WRITTEN EXERCISE:
Extract all data as written.

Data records
━━━━━━━━

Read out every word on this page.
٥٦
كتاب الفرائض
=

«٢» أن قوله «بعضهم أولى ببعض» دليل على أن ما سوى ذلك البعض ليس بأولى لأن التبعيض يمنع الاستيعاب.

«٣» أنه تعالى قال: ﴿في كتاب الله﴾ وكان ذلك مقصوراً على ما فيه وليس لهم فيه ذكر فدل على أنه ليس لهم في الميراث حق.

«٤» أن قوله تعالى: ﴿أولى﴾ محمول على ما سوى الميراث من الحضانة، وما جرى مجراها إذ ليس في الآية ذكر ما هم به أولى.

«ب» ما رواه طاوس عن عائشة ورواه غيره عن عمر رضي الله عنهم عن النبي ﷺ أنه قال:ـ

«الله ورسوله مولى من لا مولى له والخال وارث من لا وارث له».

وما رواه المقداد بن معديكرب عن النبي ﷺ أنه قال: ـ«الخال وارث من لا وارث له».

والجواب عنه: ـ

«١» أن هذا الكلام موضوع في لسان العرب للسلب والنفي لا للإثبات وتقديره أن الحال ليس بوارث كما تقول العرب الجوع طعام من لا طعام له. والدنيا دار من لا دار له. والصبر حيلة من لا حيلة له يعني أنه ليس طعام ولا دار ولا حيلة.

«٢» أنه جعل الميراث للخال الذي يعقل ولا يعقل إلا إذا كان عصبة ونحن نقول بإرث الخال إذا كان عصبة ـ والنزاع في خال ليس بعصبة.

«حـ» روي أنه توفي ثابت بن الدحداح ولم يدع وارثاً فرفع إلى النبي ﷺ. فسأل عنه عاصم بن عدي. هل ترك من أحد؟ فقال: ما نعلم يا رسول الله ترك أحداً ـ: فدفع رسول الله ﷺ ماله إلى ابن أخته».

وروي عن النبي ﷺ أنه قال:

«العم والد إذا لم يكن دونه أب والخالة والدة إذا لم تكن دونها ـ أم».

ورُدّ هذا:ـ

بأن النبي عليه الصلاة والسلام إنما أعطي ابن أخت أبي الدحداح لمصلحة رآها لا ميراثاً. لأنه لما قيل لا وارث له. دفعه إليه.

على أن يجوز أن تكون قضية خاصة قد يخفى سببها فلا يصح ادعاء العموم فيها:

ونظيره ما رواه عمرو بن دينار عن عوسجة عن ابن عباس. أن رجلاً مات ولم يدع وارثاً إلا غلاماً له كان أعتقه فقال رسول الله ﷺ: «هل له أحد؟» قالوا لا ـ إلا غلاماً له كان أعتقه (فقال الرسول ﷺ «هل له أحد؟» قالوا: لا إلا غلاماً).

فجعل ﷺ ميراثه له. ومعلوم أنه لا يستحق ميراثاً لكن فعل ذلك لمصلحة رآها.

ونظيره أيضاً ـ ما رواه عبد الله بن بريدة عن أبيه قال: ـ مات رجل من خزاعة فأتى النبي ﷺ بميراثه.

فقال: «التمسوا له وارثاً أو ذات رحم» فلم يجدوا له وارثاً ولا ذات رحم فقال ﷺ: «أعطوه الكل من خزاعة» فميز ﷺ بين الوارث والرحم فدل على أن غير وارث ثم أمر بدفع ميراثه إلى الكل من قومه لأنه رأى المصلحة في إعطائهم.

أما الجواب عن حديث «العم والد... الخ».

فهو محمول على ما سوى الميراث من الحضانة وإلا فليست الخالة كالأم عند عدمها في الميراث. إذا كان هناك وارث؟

━━━━━━━━

SOLUTION FOR THIS EXERCISE:
Read out every word on this page.
٥٦
كتاب الفرائض
=

«٢» أن قوله «بعضهم أولى ببعض» دليل على أن ما سوى ذلك البعض ليس بأولى لأن التبعيض يمنع الاستيعاب.

«٣» أنه تعالى قال: ﴿في كتاب الله﴾ وكان ذلك مقصوراً على ما فيه وليس لهم فيه ذكر فدل على أنه ليس لهم في الميراث حق.

«٤» أن قوله تعالى: ﴿أولى﴾ محمول على ما سوى الميراث من الحضانة، وما جرى مجراها إذ ليس في الآية ذكر ما هم به أولى.

«ب» ما رواه طاوس عن عائشة ورواه غيره عن عمر رضي الله عنهم عن النبي ﷺ أنه قال:ـ

«الله ورسوله مولى من لا مولى له والخال وارث من لا وارث له».

وما رواه المقداد بن معديكرب عن النبي ﷺ أنه قال: ـ«الخال وارث من لا وارث له».

والجواب عنه: ـ

«١» أن هذا الكلام موضوع في لسان العرب للسلب والنفي لا للإثبات وتقديره أن الحال ليس بوارث كما تقول العرب الجوع طعام من لا طعام له. والدنيا دار من لا دار له. والصبر حيلة من لا حيلة له يعني أنه ليس طعام ولا دار ولا حيلة.

«٢» أنه جعل الميراث للخال الذي يعقل ولا يعقل إلا إذا كان عصبة ونحن نقول بإرث الخال إذا كان عصبة ـ والنزاع في خال ليس بعصبة.

«حـ» روي أنه توفي ثابت بن الدحداح ولم يدع وارثاً فرفع إلى النبي ﷺ. فسأل عنه عاصم بن عدي. هل ترك من أحد؟ فقال: ما نعلم يا رسول الله ترك أحداً ـ: فدفع رسول الله ﷺ ماله إلى ابن أخته».

وروي عن النبي ﷺ أنه قال:

«العم والد إذا لم يكن دونه أب والخالة والدة إذا لم تكن دونها ـ أم».

ورُدّ هذا:ـ

بأن النبي عليه الصلاة والسلام إنما أعطي ابن أخت أبي الدحداح لمصلحة رآها لا ميراثاً. لأنه لما قيل لا وارث له. دفعه إليه.

على أن يجوز أن تكون قضية خاصة قد يخفى سببها فلا يصح ادعاء العموم فيها:

ونظيره ما رواه عمرو بن دينار عن عوسجة عن ابن عباس. أن رجلاً مات ولم يدع وارثاً إلا غلاماً له كان أعتقه فقال رسول الله ﷺ: «هل له أحد؟» قالوا لا ـ إلا غلاماً له كان أعتقه (فقال الرسول ﷺ «هل له أحد؟» قالوا: لا إلا غلاماً).

فجعل ﷺ ميراثه له. ومعلوم أنه لا يستحق ميراثاً لكن فعل ذلك لمصلحة رآها.

ونظيره أيضاً ـ ما رواه عبد الله بن بريدة عن أبيه قال: ـ مات رجل من خزاعة فأتى النبي ﷺ بميراثه.

فقال: «التمسوا له وارثاً أو ذات رحم» فلم يجدوا له وارثاً ولا ذات رحم فقال ﷺ: «أعطوه الكل من خزاعة» فميز ﷺ بين الوارث والرحم فدل على أن غير وارث ثم أمر بدفع ميراثه إلى الكل من قومه لأنه رأى المصلحة في إعطائهم.

أما الجواب عن حديث «العم والد... الخ».

فهو محمول على ما سوى الميراث من الحضانة وإلا فليست الخالة كالأم عند عدمها في الميراث. إذا كان هناك وارث؟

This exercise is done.